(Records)

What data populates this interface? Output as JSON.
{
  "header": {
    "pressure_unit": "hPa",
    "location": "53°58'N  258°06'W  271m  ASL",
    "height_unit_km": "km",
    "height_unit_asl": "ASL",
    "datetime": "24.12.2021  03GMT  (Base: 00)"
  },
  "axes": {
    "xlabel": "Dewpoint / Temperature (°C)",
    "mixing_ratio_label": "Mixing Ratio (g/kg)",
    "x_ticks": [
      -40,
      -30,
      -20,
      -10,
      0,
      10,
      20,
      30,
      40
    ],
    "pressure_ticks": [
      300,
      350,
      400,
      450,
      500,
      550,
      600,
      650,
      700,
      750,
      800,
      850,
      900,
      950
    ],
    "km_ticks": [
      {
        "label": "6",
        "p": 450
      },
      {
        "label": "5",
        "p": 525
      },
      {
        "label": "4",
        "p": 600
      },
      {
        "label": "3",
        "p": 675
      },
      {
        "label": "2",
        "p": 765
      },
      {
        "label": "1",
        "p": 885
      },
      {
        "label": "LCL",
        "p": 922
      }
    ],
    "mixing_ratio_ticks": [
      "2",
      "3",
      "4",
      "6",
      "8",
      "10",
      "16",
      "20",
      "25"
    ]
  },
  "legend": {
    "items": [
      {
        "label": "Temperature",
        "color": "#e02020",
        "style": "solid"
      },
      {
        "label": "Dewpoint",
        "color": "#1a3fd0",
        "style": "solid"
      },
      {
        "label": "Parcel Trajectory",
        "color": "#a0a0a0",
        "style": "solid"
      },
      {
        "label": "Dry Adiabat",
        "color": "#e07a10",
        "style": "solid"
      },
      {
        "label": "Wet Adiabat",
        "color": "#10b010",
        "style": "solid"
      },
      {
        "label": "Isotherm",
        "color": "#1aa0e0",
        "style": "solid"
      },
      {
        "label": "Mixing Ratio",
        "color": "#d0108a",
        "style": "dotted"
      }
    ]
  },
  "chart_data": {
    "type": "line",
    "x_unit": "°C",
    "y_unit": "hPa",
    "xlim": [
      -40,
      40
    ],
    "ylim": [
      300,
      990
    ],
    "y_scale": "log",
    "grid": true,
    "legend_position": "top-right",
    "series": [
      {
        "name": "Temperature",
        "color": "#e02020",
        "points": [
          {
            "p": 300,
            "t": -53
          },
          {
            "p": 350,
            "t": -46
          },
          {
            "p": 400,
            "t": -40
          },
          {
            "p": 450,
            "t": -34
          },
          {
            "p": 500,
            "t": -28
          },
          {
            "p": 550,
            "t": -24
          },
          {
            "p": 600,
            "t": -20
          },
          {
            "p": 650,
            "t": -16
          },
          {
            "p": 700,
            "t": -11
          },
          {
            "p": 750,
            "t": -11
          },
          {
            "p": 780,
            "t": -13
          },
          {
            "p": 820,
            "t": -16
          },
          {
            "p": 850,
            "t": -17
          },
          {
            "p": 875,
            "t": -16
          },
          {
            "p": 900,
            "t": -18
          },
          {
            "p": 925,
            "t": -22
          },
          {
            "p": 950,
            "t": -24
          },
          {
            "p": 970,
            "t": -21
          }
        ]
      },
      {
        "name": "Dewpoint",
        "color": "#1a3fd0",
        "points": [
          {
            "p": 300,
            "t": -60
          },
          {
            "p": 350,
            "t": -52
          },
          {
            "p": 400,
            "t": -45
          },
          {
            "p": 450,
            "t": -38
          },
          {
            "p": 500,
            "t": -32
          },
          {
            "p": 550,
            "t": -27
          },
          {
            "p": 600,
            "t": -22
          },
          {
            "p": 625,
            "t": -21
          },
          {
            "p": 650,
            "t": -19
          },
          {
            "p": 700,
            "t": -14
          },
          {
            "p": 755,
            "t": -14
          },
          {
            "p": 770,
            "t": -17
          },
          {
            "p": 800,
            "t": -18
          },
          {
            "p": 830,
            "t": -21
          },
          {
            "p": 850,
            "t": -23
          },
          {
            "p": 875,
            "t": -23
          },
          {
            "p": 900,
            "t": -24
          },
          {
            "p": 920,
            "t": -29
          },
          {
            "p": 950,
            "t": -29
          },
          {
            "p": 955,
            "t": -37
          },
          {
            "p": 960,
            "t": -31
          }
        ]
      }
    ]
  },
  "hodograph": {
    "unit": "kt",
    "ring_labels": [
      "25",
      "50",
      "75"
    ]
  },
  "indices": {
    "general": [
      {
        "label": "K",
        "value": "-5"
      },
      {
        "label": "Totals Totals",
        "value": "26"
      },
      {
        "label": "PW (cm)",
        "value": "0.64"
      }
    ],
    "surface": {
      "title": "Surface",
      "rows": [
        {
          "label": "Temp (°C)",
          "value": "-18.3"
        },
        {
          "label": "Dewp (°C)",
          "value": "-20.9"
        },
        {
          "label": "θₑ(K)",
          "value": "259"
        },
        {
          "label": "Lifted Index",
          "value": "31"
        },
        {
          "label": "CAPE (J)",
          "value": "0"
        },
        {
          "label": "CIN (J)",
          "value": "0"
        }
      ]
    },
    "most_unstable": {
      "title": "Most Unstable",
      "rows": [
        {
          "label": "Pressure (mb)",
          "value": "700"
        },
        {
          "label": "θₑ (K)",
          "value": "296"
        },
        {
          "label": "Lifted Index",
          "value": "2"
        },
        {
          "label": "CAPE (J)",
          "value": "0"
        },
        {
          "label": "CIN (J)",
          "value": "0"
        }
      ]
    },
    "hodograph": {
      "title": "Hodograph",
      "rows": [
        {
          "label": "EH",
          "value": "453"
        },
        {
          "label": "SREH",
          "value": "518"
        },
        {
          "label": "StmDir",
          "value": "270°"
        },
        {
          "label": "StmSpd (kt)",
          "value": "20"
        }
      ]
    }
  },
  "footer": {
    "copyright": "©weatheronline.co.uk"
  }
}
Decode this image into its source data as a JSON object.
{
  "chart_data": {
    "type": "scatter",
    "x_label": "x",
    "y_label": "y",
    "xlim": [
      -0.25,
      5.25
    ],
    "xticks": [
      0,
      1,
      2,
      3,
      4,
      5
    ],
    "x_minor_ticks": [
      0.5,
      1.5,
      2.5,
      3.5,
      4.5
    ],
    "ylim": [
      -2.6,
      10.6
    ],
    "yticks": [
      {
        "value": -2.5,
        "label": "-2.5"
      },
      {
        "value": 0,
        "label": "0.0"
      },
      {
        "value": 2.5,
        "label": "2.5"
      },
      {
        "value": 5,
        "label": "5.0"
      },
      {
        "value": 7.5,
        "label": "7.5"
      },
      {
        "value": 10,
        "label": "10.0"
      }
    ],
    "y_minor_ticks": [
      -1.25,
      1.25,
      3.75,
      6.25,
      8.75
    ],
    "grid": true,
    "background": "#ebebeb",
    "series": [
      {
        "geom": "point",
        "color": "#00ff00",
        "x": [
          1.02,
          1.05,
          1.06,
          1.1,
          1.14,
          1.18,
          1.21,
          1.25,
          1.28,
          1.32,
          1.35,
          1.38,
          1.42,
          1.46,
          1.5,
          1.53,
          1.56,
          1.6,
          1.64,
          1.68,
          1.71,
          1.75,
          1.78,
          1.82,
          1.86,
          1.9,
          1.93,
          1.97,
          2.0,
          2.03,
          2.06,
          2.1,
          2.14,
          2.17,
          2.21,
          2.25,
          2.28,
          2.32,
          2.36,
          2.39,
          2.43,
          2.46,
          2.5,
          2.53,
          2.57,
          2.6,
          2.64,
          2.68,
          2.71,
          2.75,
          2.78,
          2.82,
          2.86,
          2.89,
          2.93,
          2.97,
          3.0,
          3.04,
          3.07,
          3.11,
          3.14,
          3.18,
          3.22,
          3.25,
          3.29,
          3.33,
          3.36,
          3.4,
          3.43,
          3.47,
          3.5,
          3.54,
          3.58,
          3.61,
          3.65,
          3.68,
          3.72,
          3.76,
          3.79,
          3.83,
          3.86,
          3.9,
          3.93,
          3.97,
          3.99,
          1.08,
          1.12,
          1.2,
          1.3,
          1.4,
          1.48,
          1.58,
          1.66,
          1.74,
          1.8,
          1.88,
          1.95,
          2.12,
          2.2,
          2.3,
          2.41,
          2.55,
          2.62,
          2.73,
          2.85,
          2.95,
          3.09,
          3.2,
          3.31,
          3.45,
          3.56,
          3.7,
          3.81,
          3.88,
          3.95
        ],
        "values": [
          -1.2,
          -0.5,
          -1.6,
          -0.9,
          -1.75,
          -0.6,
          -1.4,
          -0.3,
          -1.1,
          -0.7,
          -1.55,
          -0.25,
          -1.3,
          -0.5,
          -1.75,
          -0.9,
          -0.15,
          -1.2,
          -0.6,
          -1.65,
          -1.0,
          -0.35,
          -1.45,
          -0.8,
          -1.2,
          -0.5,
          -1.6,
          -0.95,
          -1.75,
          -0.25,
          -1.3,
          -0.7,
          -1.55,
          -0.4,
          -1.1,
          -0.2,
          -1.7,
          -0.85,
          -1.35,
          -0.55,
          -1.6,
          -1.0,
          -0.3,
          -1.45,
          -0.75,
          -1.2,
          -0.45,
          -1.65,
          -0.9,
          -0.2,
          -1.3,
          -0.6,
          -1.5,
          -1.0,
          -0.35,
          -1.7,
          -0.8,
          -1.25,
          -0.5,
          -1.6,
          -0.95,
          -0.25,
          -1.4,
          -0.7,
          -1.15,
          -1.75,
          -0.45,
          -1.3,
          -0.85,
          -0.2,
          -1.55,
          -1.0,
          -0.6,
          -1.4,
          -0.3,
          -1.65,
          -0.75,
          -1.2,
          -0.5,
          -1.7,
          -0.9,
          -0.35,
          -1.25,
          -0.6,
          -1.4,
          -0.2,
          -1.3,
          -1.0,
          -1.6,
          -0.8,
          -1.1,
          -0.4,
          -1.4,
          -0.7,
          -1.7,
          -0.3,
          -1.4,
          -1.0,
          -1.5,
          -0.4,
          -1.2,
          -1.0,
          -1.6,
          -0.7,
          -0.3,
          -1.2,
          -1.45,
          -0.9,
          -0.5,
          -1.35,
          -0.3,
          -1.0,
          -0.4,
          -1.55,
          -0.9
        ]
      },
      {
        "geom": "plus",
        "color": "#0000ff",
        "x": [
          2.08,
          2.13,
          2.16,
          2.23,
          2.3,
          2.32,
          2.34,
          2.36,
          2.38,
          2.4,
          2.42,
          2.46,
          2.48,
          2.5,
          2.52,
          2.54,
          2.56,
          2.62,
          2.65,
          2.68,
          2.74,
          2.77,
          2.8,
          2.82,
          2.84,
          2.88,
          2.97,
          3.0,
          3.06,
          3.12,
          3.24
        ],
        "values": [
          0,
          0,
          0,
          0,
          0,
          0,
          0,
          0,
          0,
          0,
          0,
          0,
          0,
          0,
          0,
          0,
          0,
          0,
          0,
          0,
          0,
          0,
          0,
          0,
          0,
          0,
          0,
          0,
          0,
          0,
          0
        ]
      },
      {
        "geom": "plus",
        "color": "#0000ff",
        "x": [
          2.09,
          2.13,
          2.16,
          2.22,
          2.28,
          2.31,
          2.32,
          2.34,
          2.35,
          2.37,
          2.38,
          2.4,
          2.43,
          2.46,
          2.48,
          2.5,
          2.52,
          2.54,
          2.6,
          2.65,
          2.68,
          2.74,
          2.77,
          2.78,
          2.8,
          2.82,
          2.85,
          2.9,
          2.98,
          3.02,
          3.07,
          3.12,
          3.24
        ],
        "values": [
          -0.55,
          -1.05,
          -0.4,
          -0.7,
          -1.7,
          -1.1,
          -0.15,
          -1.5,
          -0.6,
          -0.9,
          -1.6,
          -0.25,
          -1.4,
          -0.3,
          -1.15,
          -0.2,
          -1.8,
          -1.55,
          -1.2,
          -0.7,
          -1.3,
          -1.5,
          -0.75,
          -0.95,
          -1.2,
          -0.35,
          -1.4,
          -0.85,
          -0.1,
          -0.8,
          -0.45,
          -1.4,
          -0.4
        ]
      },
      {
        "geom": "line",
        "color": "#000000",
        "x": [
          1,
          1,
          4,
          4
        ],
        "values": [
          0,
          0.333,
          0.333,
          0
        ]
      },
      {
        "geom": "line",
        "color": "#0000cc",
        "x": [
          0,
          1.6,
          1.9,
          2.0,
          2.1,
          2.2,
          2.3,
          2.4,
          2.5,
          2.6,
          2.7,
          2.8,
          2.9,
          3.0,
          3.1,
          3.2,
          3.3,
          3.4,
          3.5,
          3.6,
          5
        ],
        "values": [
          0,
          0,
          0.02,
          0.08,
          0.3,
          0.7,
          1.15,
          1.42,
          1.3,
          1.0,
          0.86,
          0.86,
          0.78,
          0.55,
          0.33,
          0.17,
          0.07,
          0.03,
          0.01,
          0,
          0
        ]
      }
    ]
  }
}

**What you should do:** Lines in the records that hold the word "this" are to be counted; give only the total.

**Solved exercise:** 2